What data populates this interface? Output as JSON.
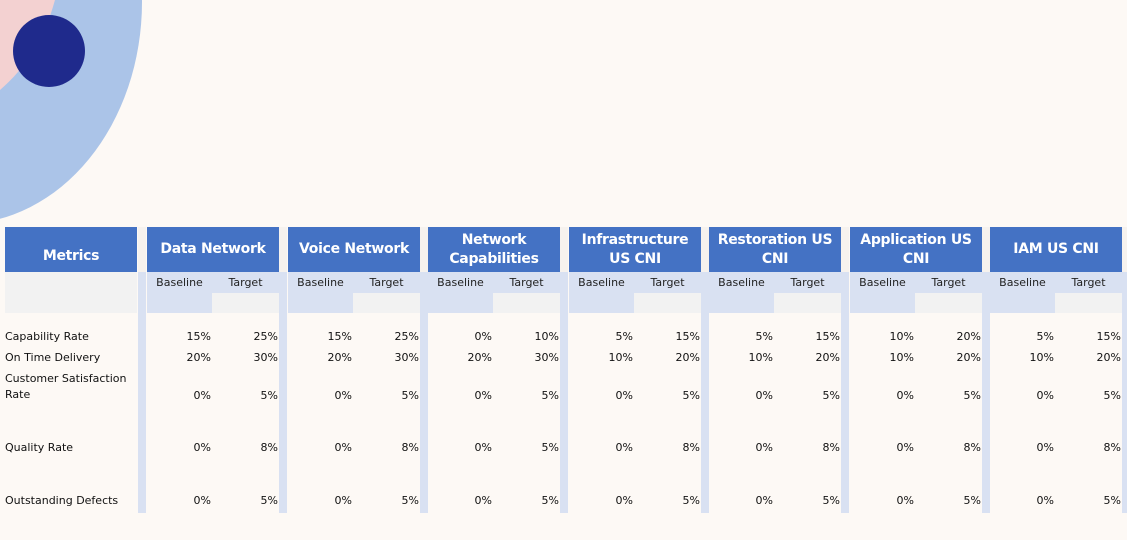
{
  "table": {
    "metrics_header": "Metrics",
    "subheaders": {
      "baseline": "Baseline",
      "target": "Target"
    },
    "groups": [
      {
        "name": "Data Network"
      },
      {
        "name": "Voice Network"
      },
      {
        "name": "Network Capabilities"
      },
      {
        "name": "Infrastructure US CNI"
      },
      {
        "name": "Restoration US CNI"
      },
      {
        "name": "Application US CNI"
      },
      {
        "name": "IAM US CNI"
      }
    ],
    "rows": [
      {
        "metric": "Capability Rate",
        "values": [
          [
            "15%",
            "25%"
          ],
          [
            "15%",
            "25%"
          ],
          [
            "0%",
            "10%"
          ],
          [
            "5%",
            "15%"
          ],
          [
            "5%",
            "15%"
          ],
          [
            "10%",
            "20%"
          ],
          [
            "5%",
            "15%"
          ]
        ]
      },
      {
        "metric": "On Time Delivery",
        "values": [
          [
            "20%",
            "30%"
          ],
          [
            "20%",
            "30%"
          ],
          [
            "20%",
            "30%"
          ],
          [
            "10%",
            "20%"
          ],
          [
            "10%",
            "20%"
          ],
          [
            "10%",
            "20%"
          ],
          [
            "10%",
            "20%"
          ]
        ]
      },
      {
        "metric": "Customer Satisfaction Rate",
        "values": [
          [
            "0%",
            "5%"
          ],
          [
            "0%",
            "5%"
          ],
          [
            "0%",
            "5%"
          ],
          [
            "0%",
            "5%"
          ],
          [
            "0%",
            "5%"
          ],
          [
            "0%",
            "5%"
          ],
          [
            "0%",
            "5%"
          ]
        ]
      },
      {
        "metric": "Quality Rate",
        "values": [
          [
            "0%",
            "8%"
          ],
          [
            "0%",
            "8%"
          ],
          [
            "0%",
            "5%"
          ],
          [
            "0%",
            "8%"
          ],
          [
            "0%",
            "8%"
          ],
          [
            "0%",
            "8%"
          ],
          [
            "0%",
            "8%"
          ]
        ]
      },
      {
        "metric": "Outstanding Defects",
        "values": [
          [
            "0%",
            "5%"
          ],
          [
            "0%",
            "5%"
          ],
          [
            "0%",
            "5%"
          ],
          [
            "0%",
            "5%"
          ],
          [
            "0%",
            "5%"
          ],
          [
            "0%",
            "5%"
          ],
          [
            "0%",
            "5%"
          ]
        ]
      }
    ]
  },
  "colors": {
    "header_blue": "#4472c4",
    "stripe_blue": "#d9e1f2",
    "subheader_gray": "#f2f2f2",
    "background": "#fdf9f5",
    "ring_blue": "#abc4e8",
    "ring_pink": "#f3d1d1",
    "dot_navy": "#1f2a8c"
  }
}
-=-=-
Required task: Write the entries above out in full, exactly, with no images.

Answer to this exercise:
What data populates this interface? Output as JSON.
{
  "table": {
    "metrics_header": "Metrics",
    "subheaders": {
      "baseline": "Baseline",
      "target": "Target"
    },
    "groups": [
      {
        "name": "Data Network"
      },
      {
        "name": "Voice Network"
      },
      {
        "name": "Network Capabilities"
      },
      {
        "name": "Infrastructure US CNI"
      },
      {
        "name": "Restoration US CNI"
      },
      {
        "name": "Application US CNI"
      },
      {
        "name": "IAM US CNI"
      }
    ],
    "rows": [
      {
        "metric": "Capability Rate",
        "values": [
          [
            "15%",
            "25%"
          ],
          [
            "15%",
            "25%"
          ],
          [
            "0%",
            "10%"
          ],
          [
            "5%",
            "15%"
          ],
          [
            "5%",
            "15%"
          ],
          [
            "10%",
            "20%"
          ],
          [
            "5%",
            "15%"
          ]
        ]
      },
      {
        "metric": "On Time Delivery",
        "values": [
          [
            "20%",
            "30%"
          ],
          [
            "20%",
            "30%"
          ],
          [
            "20%",
            "30%"
          ],
          [
            "10%",
            "20%"
          ],
          [
            "10%",
            "20%"
          ],
          [
            "10%",
            "20%"
          ],
          [
            "10%",
            "20%"
          ]
        ]
      },
      {
        "metric": "Customer Satisfaction Rate",
        "values": [
          [
            "0%",
            "5%"
          ],
          [
            "0%",
            "5%"
          ],
          [
            "0%",
            "5%"
          ],
          [
            "0%",
            "5%"
          ],
          [
            "0%",
            "5%"
          ],
          [
            "0%",
            "5%"
          ],
          [
            "0%",
            "5%"
          ]
        ]
      },
      {
        "metric": "Quality Rate",
        "values": [
          [
            "0%",
            "8%"
          ],
          [
            "0%",
            "8%"
          ],
          [
            "0%",
            "5%"
          ],
          [
            "0%",
            "8%"
          ],
          [
            "0%",
            "8%"
          ],
          [
            "0%",
            "8%"
          ],
          [
            "0%",
            "8%"
          ]
        ]
      },
      {
        "metric": "Outstanding Defects",
        "values": [
          [
            "0%",
            "5%"
          ],
          [
            "0%",
            "5%"
          ],
          [
            "0%",
            "5%"
          ],
          [
            "0%",
            "5%"
          ],
          [
            "0%",
            "5%"
          ],
          [
            "0%",
            "5%"
          ],
          [
            "0%",
            "5%"
          ]
        ]
      }
    ]
  },
  "colors": {
    "header_blue": "#4472c4",
    "stripe_blue": "#d9e1f2",
    "subheader_gray": "#f2f2f2",
    "background": "#fdf9f5",
    "ring_blue": "#abc4e8",
    "ring_pink": "#f3d1d1",
    "dot_navy": "#1f2a8c"
  }
}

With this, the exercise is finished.